# TASK TO CARRY OUT
Your task is to transcribe all the entries exactly, excluding pictures.

# PROVIDED INFORMATION
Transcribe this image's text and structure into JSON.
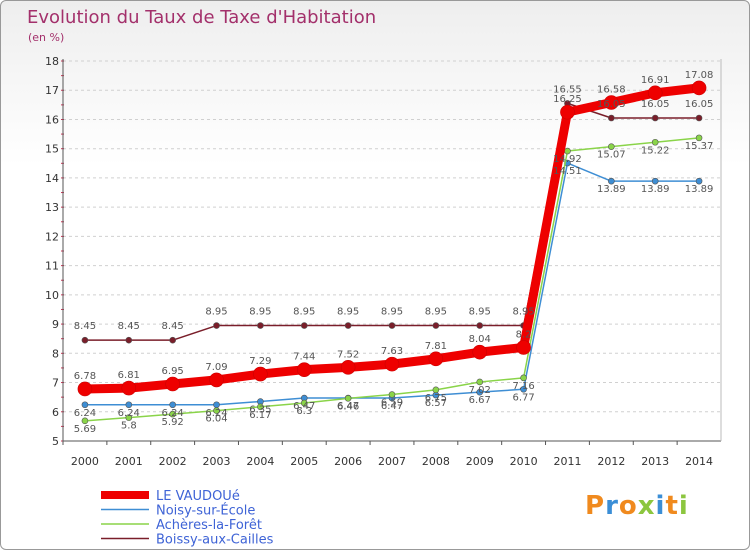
{
  "page": {
    "title": "Evolution du Taux de Taxe d'Habitation",
    "subtitle": "(en %)",
    "brand": {
      "letters": [
        "P",
        "r",
        "o",
        "x",
        "i",
        "t",
        "i"
      ],
      "colors": [
        "#f08a1e",
        "#3b8ed6",
        "#f08a1e",
        "#8cc63f",
        "#3b8ed6",
        "#f08a1e",
        "#8cc63f"
      ]
    }
  },
  "chart_data": {
    "type": "line",
    "title": "Evolution du Taux de Taxe d'Habitation",
    "ylabel": "(en %)",
    "xlabel": "",
    "x": [
      "2000",
      "2001",
      "2002",
      "2003",
      "2004",
      "2005",
      "2006",
      "2007",
      "2008",
      "2009",
      "2010",
      "2011",
      "2012",
      "2013",
      "2014"
    ],
    "ylim": [
      5,
      18
    ],
    "yticks": [
      5,
      6,
      7,
      8,
      9,
      10,
      11,
      12,
      13,
      14,
      15,
      16,
      17,
      18
    ],
    "grid": "horizontal dashed",
    "legend_position": "bottom-left",
    "series": [
      {
        "name": "LE VAUDOUé",
        "color": "#ee0000",
        "values": [
          6.78,
          6.81,
          6.95,
          7.09,
          7.29,
          7.44,
          7.52,
          7.63,
          7.81,
          8.04,
          8.2,
          16.25,
          16.58,
          16.91,
          17.08
        ],
        "labels": [
          "6.78",
          "6.81",
          "6.95",
          "7.09",
          "7.29",
          "7.44",
          "7.52",
          "7.63",
          "7.81",
          "8.04",
          "8.2",
          "16.25",
          "16.58",
          "16.91",
          "17.08"
        ]
      },
      {
        "name": "Noisy-sur-École",
        "color": "#3e8ed4",
        "values": [
          6.24,
          6.24,
          6.24,
          6.24,
          6.35,
          6.47,
          6.47,
          6.47,
          6.57,
          6.67,
          6.77,
          14.51,
          13.89,
          13.89,
          13.89
        ],
        "labels": [
          "6.24",
          "6.24",
          "6.24",
          "6.24",
          "6.35",
          "6.47",
          "6.47",
          "6.47",
          "6.57",
          "6.67",
          "6.77",
          "14.51",
          "13.89",
          "13.89",
          "13.89"
        ]
      },
      {
        "name": "Achères-la-Forêt",
        "color": "#8ad449",
        "values": [
          5.69,
          5.8,
          5.92,
          6.04,
          6.17,
          6.3,
          6.46,
          6.59,
          6.75,
          7.02,
          7.16,
          14.92,
          15.07,
          15.22,
          15.37
        ],
        "labels": [
          "5.69",
          "5.8",
          "5.92",
          "6.04",
          "6.17",
          "6.3",
          "6.46",
          "6.59",
          "6.75",
          "7.02",
          "7.16",
          "14.92",
          "15.07",
          "15.22",
          "15.37"
        ]
      },
      {
        "name": "Boissy-aux-Cailles",
        "color": "#7a1e2a",
        "values": [
          8.45,
          8.45,
          8.45,
          8.95,
          8.95,
          8.95,
          8.95,
          8.95,
          8.95,
          8.95,
          8.95,
          16.55,
          16.05,
          16.05,
          16.05
        ],
        "labels": [
          "8.45",
          "8.45",
          "8.45",
          "8.95",
          "8.95",
          "8.95",
          "8.95",
          "8.95",
          "8.95",
          "8.95",
          "8.95",
          "16.55",
          "16.05",
          "16.05",
          "16.05"
        ]
      }
    ]
  }
}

# FINAL RESULT
Transcribe this image's text and structure into JSON.
{
  "page": {
    "title": "Evolution du Taux de Taxe d'Habitation",
    "subtitle": "(en %)",
    "brand": {
      "letters": [
        "P",
        "r",
        "o",
        "x",
        "i",
        "t",
        "i"
      ],
      "colors": [
        "#f08a1e",
        "#3b8ed6",
        "#f08a1e",
        "#8cc63f",
        "#3b8ed6",
        "#f08a1e",
        "#8cc63f"
      ]
    }
  },
  "chart_data": {
    "type": "line",
    "title": "Evolution du Taux de Taxe d'Habitation",
    "ylabel": "(en %)",
    "xlabel": "",
    "x": [
      "2000",
      "2001",
      "2002",
      "2003",
      "2004",
      "2005",
      "2006",
      "2007",
      "2008",
      "2009",
      "2010",
      "2011",
      "2012",
      "2013",
      "2014"
    ],
    "ylim": [
      5,
      18
    ],
    "yticks": [
      5,
      6,
      7,
      8,
      9,
      10,
      11,
      12,
      13,
      14,
      15,
      16,
      17,
      18
    ],
    "grid": "horizontal dashed",
    "legend_position": "bottom-left",
    "series": [
      {
        "name": "LE VAUDOUé",
        "color": "#ee0000",
        "values": [
          6.78,
          6.81,
          6.95,
          7.09,
          7.29,
          7.44,
          7.52,
          7.63,
          7.81,
          8.04,
          8.2,
          16.25,
          16.58,
          16.91,
          17.08
        ],
        "labels": [
          "6.78",
          "6.81",
          "6.95",
          "7.09",
          "7.29",
          "7.44",
          "7.52",
          "7.63",
          "7.81",
          "8.04",
          "8.2",
          "16.25",
          "16.58",
          "16.91",
          "17.08"
        ]
      },
      {
        "name": "Noisy-sur-École",
        "color": "#3e8ed4",
        "values": [
          6.24,
          6.24,
          6.24,
          6.24,
          6.35,
          6.47,
          6.47,
          6.47,
          6.57,
          6.67,
          6.77,
          14.51,
          13.89,
          13.89,
          13.89
        ],
        "labels": [
          "6.24",
          "6.24",
          "6.24",
          "6.24",
          "6.35",
          "6.47",
          "6.47",
          "6.47",
          "6.57",
          "6.67",
          "6.77",
          "14.51",
          "13.89",
          "13.89",
          "13.89"
        ]
      },
      {
        "name": "Achères-la-Forêt",
        "color": "#8ad449",
        "values": [
          5.69,
          5.8,
          5.92,
          6.04,
          6.17,
          6.3,
          6.46,
          6.59,
          6.75,
          7.02,
          7.16,
          14.92,
          15.07,
          15.22,
          15.37
        ],
        "labels": [
          "5.69",
          "5.8",
          "5.92",
          "6.04",
          "6.17",
          "6.3",
          "6.46",
          "6.59",
          "6.75",
          "7.02",
          "7.16",
          "14.92",
          "15.07",
          "15.22",
          "15.37"
        ]
      },
      {
        "name": "Boissy-aux-Cailles",
        "color": "#7a1e2a",
        "values": [
          8.45,
          8.45,
          8.45,
          8.95,
          8.95,
          8.95,
          8.95,
          8.95,
          8.95,
          8.95,
          8.95,
          16.55,
          16.05,
          16.05,
          16.05
        ],
        "labels": [
          "8.45",
          "8.45",
          "8.45",
          "8.95",
          "8.95",
          "8.95",
          "8.95",
          "8.95",
          "8.95",
          "8.95",
          "8.95",
          "16.55",
          "16.05",
          "16.05",
          "16.05"
        ]
      }
    ]
  }
}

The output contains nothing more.